▸ **SHORT EXERCISE**:
Reproduce each of the lines word for word.

▸ **ENTRIES SHOWN**:
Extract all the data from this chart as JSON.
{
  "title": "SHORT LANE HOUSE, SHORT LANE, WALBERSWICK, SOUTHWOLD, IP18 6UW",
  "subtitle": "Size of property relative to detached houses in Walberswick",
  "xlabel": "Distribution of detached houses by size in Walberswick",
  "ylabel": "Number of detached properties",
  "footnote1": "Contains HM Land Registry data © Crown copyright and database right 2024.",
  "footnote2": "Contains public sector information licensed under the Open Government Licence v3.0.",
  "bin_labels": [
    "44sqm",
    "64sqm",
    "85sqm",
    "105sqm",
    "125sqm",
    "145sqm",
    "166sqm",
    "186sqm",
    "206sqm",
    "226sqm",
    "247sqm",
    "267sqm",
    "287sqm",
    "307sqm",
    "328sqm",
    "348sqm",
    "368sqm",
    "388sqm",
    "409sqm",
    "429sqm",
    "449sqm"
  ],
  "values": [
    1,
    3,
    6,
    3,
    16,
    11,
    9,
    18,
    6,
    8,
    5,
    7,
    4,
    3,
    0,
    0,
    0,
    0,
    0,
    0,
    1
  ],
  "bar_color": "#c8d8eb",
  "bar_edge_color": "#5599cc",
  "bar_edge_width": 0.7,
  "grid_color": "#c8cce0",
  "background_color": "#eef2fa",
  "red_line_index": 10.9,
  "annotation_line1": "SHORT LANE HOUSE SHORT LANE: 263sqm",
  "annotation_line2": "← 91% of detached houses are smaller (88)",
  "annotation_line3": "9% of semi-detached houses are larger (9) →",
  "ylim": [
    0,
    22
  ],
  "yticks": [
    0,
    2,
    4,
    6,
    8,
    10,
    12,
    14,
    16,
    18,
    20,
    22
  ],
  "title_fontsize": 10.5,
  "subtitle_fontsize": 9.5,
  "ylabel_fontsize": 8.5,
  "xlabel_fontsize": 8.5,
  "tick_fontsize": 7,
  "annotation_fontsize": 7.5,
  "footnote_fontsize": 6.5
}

▸ **OUTPUT OF THE EXERCISE**:
Extract all the data from this chart as JSON.
{
  "title": "SHORT LANE HOUSE, SHORT LANE, WALBERSWICK, SOUTHWOLD, IP18 6UW",
  "subtitle": "Size of property relative to detached houses in Walberswick",
  "xlabel": "Distribution of detached houses by size in Walberswick",
  "ylabel": "Number of detached properties",
  "footnote1": "Contains HM Land Registry data © Crown copyright and database right 2024.",
  "footnote2": "Contains public sector information licensed under the Open Government Licence v3.0.",
  "bin_labels": [
    "44sqm",
    "64sqm",
    "85sqm",
    "105sqm",
    "125sqm",
    "145sqm",
    "166sqm",
    "186sqm",
    "206sqm",
    "226sqm",
    "247sqm",
    "267sqm",
    "287sqm",
    "307sqm",
    "328sqm",
    "348sqm",
    "368sqm",
    "388sqm",
    "409sqm",
    "429sqm",
    "449sqm"
  ],
  "values": [
    1,
    3,
    6,
    3,
    16,
    11,
    9,
    18,
    6,
    8,
    5,
    7,
    4,
    3,
    0,
    0,
    0,
    0,
    0,
    0,
    1
  ],
  "bar_color": "#c8d8eb",
  "bar_edge_color": "#5599cc",
  "bar_edge_width": 0.7,
  "grid_color": "#c8cce0",
  "background_color": "#eef2fa",
  "red_line_index": 10.9,
  "annotation_line1": "SHORT LANE HOUSE SHORT LANE: 263sqm",
  "annotation_line2": "← 91% of detached houses are smaller (88)",
  "annotation_line3": "9% of semi-detached houses are larger (9) →",
  "ylim": [
    0,
    22
  ],
  "yticks": [
    0,
    2,
    4,
    6,
    8,
    10,
    12,
    14,
    16,
    18,
    20,
    22
  ],
  "title_fontsize": 10.5,
  "subtitle_fontsize": 9.5,
  "ylabel_fontsize": 8.5,
  "xlabel_fontsize": 8.5,
  "tick_fontsize": 7,
  "annotation_fontsize": 7.5,
  "footnote_fontsize": 6.5
}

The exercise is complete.